• [What the exercise asks]
Copy out the complete listing, word for word.
═════ Provided data
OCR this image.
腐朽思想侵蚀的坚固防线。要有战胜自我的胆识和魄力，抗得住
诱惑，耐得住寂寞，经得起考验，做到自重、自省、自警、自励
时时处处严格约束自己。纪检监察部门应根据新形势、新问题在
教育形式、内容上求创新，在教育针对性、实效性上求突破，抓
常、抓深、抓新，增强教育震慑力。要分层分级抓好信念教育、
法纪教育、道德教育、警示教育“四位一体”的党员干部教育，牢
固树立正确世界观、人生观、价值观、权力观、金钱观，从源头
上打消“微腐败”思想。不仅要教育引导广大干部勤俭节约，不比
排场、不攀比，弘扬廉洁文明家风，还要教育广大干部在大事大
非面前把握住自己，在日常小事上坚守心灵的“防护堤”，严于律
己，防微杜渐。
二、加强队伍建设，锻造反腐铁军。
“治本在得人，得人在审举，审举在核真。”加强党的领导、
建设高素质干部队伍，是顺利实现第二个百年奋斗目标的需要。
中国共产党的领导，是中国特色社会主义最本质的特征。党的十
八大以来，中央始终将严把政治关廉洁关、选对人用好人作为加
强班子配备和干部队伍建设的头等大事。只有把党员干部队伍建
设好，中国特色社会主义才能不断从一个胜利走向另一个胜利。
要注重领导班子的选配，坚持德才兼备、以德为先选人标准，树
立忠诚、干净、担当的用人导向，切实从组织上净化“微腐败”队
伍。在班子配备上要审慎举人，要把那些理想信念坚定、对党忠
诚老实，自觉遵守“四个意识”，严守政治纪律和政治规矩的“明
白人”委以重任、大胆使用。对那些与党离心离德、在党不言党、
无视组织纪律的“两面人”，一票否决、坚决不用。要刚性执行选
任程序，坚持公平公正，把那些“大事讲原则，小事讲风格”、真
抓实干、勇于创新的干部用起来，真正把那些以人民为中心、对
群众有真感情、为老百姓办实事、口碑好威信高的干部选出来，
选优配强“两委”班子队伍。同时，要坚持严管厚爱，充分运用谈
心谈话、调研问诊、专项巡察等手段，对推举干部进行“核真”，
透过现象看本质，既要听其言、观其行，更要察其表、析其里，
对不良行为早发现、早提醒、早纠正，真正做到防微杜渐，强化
══════════
• [Written answer]
OCR this image.
腐朽思想侵蚀的坚固防线。要有战胜自我的胆识和魄力，抗得住
诱惑，耐得住寂寞，经得起考验，做到自重、自省、自警、自励
时时处处严格约束自己。纪检监察部门应根据新形势、新问题在
教育形式、内容上求创新，在教育针对性、实效性上求突破，抓
常、抓深、抓新，增强教育震慑力。要分层分级抓好信念教育、
法纪教育、道德教育、警示教育“四位一体”的党员干部教育，牢
固树立正确世界观、人生观、价值观、权力观、金钱观，从源头
上打消“微腐败”思想。不仅要教育引导广大干部勤俭节约，不比
排场、不攀比，弘扬廉洁文明家风，还要教育广大干部在大事大
非面前把握住自己，在日常小事上坚守心灵的“防护堤”，严于律
己，防微杜渐。
二、加强队伍建设，锻造反腐铁军。
“治本在得人，得人在审举，审举在核真。”加强党的领导、
建设高素质干部队伍，是顺利实现第二个百年奋斗目标的需要。
中国共产党的领导，是中国特色社会主义最本质的特征。党的十
八大以来，中央始终将严把政治关廉洁关、选对人用好人作为加
强班子配备和干部队伍建设的头等大事。只有把党员干部队伍建
设好，中国特色社会主义才能不断从一个胜利走向另一个胜利。
要注重领导班子的选配，坚持德才兼备、以德为先选人标准，树
立忠诚、干净、担当的用人导向，切实从组织上净化“微腐败”队
伍。在班子配备上要审慎举人，要把那些理想信念坚定、对党忠
诚老实，自觉遵守“四个意识”，严守政治纪律和政治规矩的“明
白人”委以重任、大胆使用。对那些与党离心离德、在党不言党、
无视组织纪律的“两面人”，一票否决、坚决不用。要刚性执行选
任程序，坚持公平公正，把那些“大事讲原则，小事讲风格”、真
抓实干、勇于创新的干部用起来，真正把那些以人民为中心、对
群众有真感情、为老百姓办实事、口碑好威信高的干部选出来，
选优配强“两委”班子队伍。同时，要坚持严管厚爱，充分运用谈
心谈话、调研问诊、专项巡察等手段，对推举干部进行“核真”，
透过现象看本质，既要听其言、观其行，更要察其表、析其里，
对不良行为早发现、早提醒、早纠正，真正做到防微杜渐，强化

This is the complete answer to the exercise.